» **To do**:
Find and copy every line in the records that includes the string "this".

» **The input**:
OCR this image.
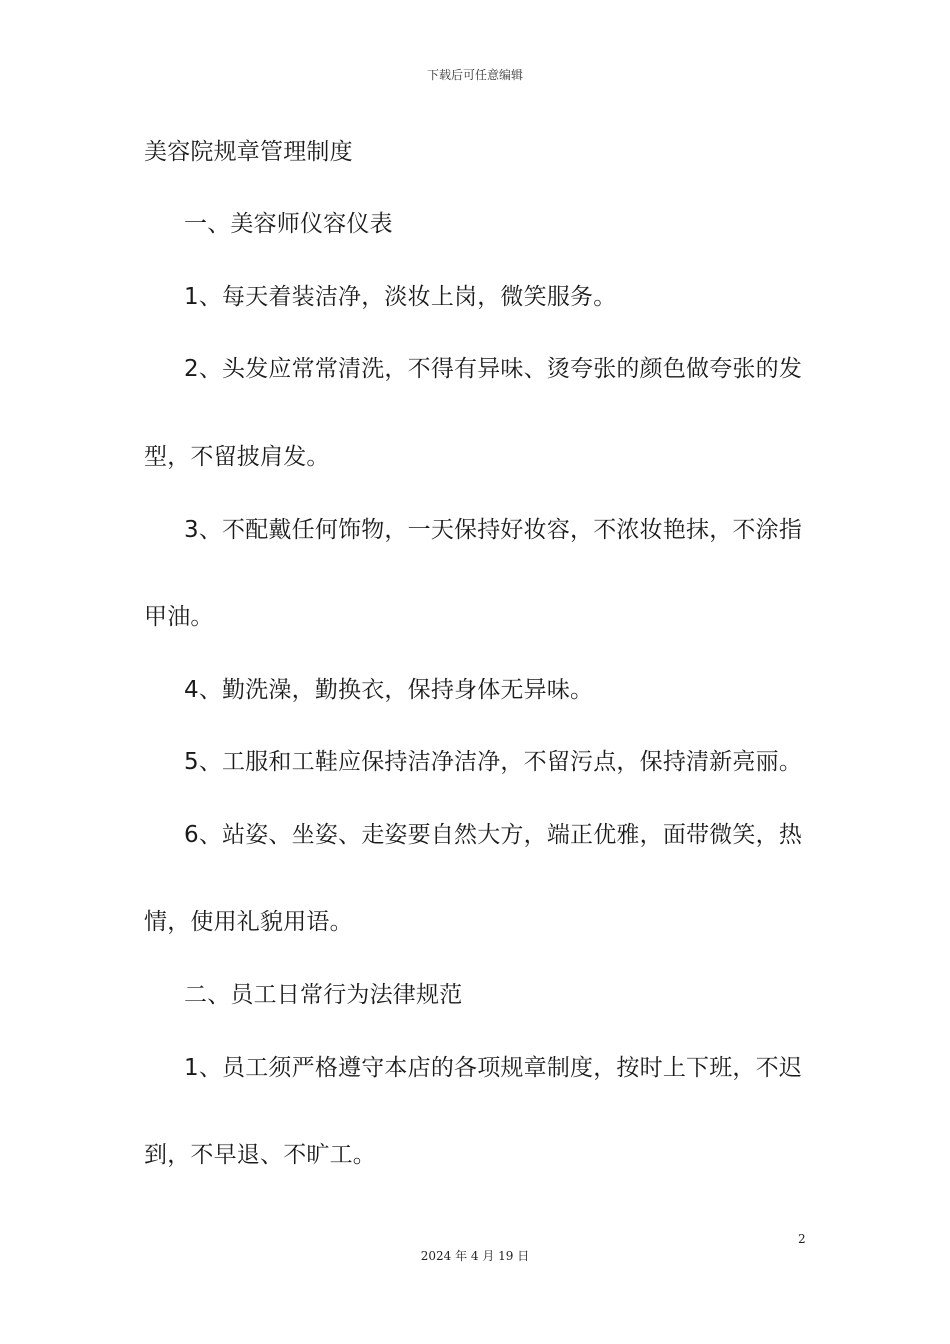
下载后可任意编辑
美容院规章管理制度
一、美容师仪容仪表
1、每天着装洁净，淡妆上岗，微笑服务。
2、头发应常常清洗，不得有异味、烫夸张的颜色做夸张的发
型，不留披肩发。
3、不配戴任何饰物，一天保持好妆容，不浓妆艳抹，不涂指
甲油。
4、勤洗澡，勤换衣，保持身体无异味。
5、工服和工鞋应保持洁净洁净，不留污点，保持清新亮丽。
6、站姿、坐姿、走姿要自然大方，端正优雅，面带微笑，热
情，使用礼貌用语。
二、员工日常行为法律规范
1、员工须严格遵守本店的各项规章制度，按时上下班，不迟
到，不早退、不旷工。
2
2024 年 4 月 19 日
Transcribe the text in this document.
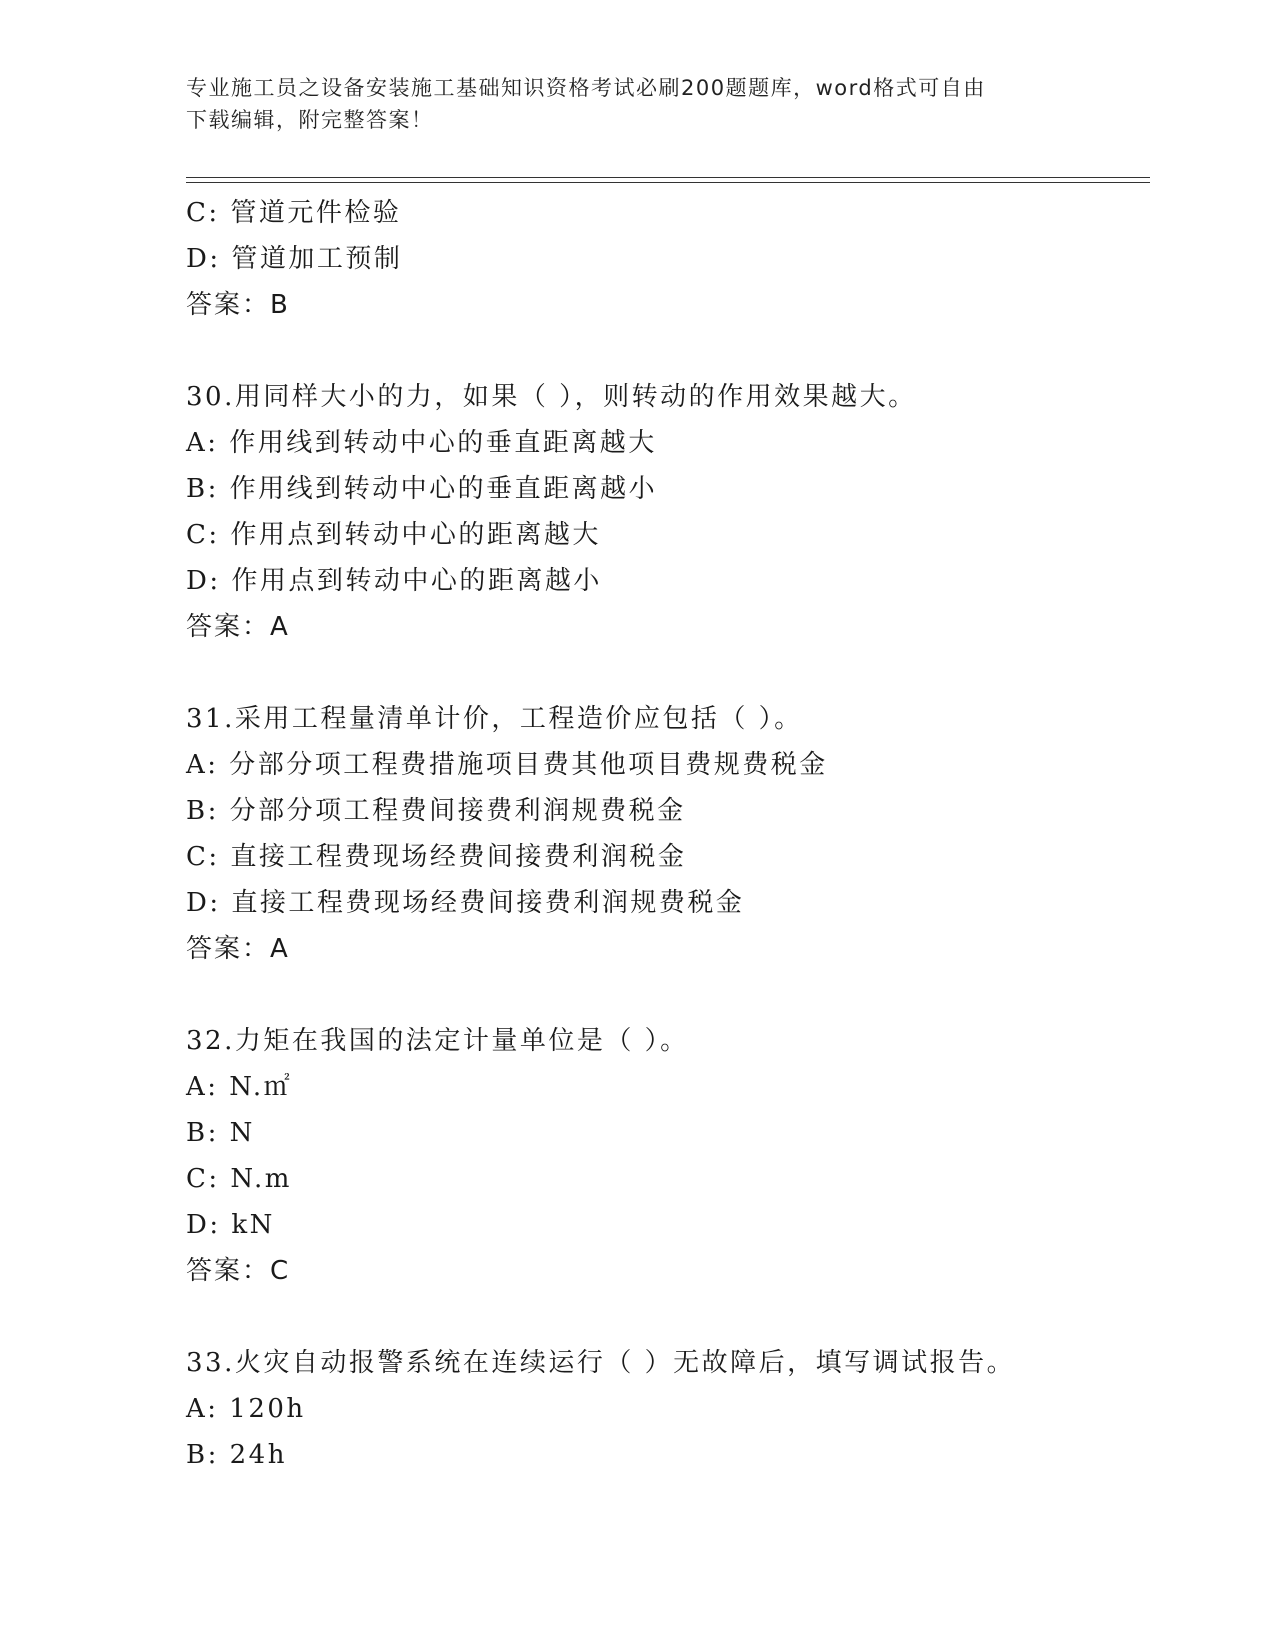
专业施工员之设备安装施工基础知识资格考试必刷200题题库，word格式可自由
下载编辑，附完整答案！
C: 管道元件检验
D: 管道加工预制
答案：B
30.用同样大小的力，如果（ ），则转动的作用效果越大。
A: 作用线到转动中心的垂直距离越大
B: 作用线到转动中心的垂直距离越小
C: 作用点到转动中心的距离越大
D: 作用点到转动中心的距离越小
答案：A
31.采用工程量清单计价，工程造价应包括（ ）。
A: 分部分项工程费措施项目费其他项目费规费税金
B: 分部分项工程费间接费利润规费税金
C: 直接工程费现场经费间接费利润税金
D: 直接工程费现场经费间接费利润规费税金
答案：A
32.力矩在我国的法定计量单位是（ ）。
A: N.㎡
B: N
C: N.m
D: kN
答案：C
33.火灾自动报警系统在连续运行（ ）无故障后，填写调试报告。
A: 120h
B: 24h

» **Written solution**:
OCR this image.
Transcribe the text in this document.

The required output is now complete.